* _Records for processing_
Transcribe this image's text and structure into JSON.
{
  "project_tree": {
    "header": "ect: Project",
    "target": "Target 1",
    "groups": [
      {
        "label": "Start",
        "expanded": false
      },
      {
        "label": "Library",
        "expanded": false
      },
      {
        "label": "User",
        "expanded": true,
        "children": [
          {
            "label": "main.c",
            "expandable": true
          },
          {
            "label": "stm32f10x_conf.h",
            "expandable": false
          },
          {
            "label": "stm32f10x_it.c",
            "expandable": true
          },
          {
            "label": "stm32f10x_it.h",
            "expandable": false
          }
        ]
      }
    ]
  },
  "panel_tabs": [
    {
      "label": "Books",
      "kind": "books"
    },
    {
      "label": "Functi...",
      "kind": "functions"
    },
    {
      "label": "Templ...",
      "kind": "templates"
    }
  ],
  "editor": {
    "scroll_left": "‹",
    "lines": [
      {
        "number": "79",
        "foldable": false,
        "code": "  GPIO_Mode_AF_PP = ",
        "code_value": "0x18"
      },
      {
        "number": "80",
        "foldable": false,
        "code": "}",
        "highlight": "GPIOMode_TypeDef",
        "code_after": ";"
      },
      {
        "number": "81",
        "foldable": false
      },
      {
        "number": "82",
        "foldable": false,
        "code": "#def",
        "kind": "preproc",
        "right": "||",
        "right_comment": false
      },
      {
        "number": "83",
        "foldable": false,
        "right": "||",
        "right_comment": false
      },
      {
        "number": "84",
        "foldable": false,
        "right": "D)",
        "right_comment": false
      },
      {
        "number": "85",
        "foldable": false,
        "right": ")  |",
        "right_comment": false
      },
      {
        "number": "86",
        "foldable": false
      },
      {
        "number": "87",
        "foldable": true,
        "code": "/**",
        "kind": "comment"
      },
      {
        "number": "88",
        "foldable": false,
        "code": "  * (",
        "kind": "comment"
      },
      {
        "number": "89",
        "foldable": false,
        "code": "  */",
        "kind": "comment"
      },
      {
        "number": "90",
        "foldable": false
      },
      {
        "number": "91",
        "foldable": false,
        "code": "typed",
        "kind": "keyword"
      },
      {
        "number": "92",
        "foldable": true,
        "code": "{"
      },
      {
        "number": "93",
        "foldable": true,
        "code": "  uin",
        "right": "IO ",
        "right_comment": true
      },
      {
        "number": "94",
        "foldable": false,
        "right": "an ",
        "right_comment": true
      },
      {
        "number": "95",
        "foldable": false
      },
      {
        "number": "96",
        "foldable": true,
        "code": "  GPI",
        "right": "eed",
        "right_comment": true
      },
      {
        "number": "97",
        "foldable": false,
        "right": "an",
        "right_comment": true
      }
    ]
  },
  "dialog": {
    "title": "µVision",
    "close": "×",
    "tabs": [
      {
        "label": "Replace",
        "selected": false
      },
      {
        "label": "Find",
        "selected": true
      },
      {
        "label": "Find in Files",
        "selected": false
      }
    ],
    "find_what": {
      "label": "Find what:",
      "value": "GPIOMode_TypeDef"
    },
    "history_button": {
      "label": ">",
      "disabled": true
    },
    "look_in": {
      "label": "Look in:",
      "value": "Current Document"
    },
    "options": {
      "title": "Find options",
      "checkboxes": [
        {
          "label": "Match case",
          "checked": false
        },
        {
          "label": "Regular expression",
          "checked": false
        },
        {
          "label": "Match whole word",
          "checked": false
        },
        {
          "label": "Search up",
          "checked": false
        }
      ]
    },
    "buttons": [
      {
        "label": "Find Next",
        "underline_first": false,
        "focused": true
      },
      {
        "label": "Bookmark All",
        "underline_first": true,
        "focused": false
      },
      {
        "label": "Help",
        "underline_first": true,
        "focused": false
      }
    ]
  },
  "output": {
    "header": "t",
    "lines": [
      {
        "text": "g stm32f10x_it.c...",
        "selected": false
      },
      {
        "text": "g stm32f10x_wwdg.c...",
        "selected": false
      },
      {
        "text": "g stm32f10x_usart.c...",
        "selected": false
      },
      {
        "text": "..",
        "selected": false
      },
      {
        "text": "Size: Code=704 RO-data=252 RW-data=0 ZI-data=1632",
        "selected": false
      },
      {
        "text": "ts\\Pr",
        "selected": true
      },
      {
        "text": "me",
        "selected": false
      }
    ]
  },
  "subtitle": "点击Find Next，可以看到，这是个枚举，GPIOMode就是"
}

* _Set exercise_
Retype the records in full. Keep every line identical to the original.

* _Solution to the problem_
Transcribe this image's text and structure into JSON.
{
  "project_tree": {
    "header": "ect: Project",
    "target": "Target 1",
    "groups": [
      {
        "label": "Start",
        "expanded": false
      },
      {
        "label": "Library",
        "expanded": false
      },
      {
        "label": "User",
        "expanded": true,
        "children": [
          {
            "label": "main.c",
            "expandable": true
          },
          {
            "label": "stm32f10x_conf.h",
            "expandable": false
          },
          {
            "label": "stm32f10x_it.c",
            "expandable": true
          },
          {
            "label": "stm32f10x_it.h",
            "expandable": false
          }
        ]
      }
    ]
  },
  "panel_tabs": [
    {
      "label": "Books",
      "kind": "books"
    },
    {
      "label": "Functi...",
      "kind": "functions"
    },
    {
      "label": "Templ...",
      "kind": "templates"
    }
  ],
  "editor": {
    "scroll_left": "‹",
    "lines": [
      {
        "number": "79",
        "foldable": false,
        "code": "  GPIO_Mode_AF_PP = ",
        "code_value": "0x18"
      },
      {
        "number": "80",
        "foldable": false,
        "code": "}",
        "highlight": "GPIOMode_TypeDef",
        "code_after": ";"
      },
      {
        "number": "81",
        "foldable": false
      },
      {
        "number": "82",
        "foldable": false,
        "code": "#def",
        "kind": "preproc",
        "right": "||",
        "right_comment": false
      },
      {
        "number": "83",
        "foldable": false,
        "right": "||",
        "right_comment": false
      },
      {
        "number": "84",
        "foldable": false,
        "right": "D)",
        "right_comment": false
      },
      {
        "number": "85",
        "foldable": false,
        "right": ")  |",
        "right_comment": false
      },
      {
        "number": "86",
        "foldable": false
      },
      {
        "number": "87",
        "foldable": true,
        "code": "/**",
        "kind": "comment"
      },
      {
        "number": "88",
        "foldable": false,
        "code": "  * (",
        "kind": "comment"
      },
      {
        "number": "89",
        "foldable": false,
        "code": "  */",
        "kind": "comment"
      },
      {
        "number": "90",
        "foldable": false
      },
      {
        "number": "91",
        "foldable": false,
        "code": "typed",
        "kind": "keyword"
      },
      {
        "number": "92",
        "foldable": true,
        "code": "{"
      },
      {
        "number": "93",
        "foldable": true,
        "code": "  uin",
        "right": "IO ",
        "right_comment": true
      },
      {
        "number": "94",
        "foldable": false,
        "right": "an ",
        "right_comment": true
      },
      {
        "number": "95",
        "foldable": false
      },
      {
        "number": "96",
        "foldable": true,
        "code": "  GPI",
        "right": "eed",
        "right_comment": true
      },
      {
        "number": "97",
        "foldable": false,
        "right": "an",
        "right_comment": true
      }
    ]
  },
  "dialog": {
    "title": "µVision",
    "close": "×",
    "tabs": [
      {
        "label": "Replace",
        "selected": false
      },
      {
        "label": "Find",
        "selected": true
      },
      {
        "label": "Find in Files",
        "selected": false
      }
    ],
    "find_what": {
      "label": "Find what:",
      "value": "GPIOMode_TypeDef"
    },
    "history_button": {
      "label": ">",
      "disabled": true
    },
    "look_in": {
      "label": "Look in:",
      "value": "Current Document"
    },
    "options": {
      "title": "Find options",
      "checkboxes": [
        {
          "label": "Match case",
          "checked": false
        },
        {
          "label": "Regular expression",
          "checked": false
        },
        {
          "label": "Match whole word",
          "checked": false
        },
        {
          "label": "Search up",
          "checked": false
        }
      ]
    },
    "buttons": [
      {
        "label": "Find Next",
        "underline_first": false,
        "focused": true
      },
      {
        "label": "Bookmark All",
        "underline_first": true,
        "focused": false
      },
      {
        "label": "Help",
        "underline_first": true,
        "focused": false
      }
    ]
  },
  "output": {
    "header": "t",
    "lines": [
      {
        "text": "g stm32f10x_it.c...",
        "selected": false
      },
      {
        "text": "g stm32f10x_wwdg.c...",
        "selected": false
      },
      {
        "text": "g stm32f10x_usart.c...",
        "selected": false
      },
      {
        "text": "..",
        "selected": false
      },
      {
        "text": "Size: Code=704 RO-data=252 RW-data=0 ZI-data=1632",
        "selected": false
      },
      {
        "text": "ts\\Pr",
        "selected": true
      },
      {
        "text": "me",
        "selected": false
      }
    ]
  },
  "subtitle": "点击Find Next，可以看到，这是个枚举，GPIOMode就是"
}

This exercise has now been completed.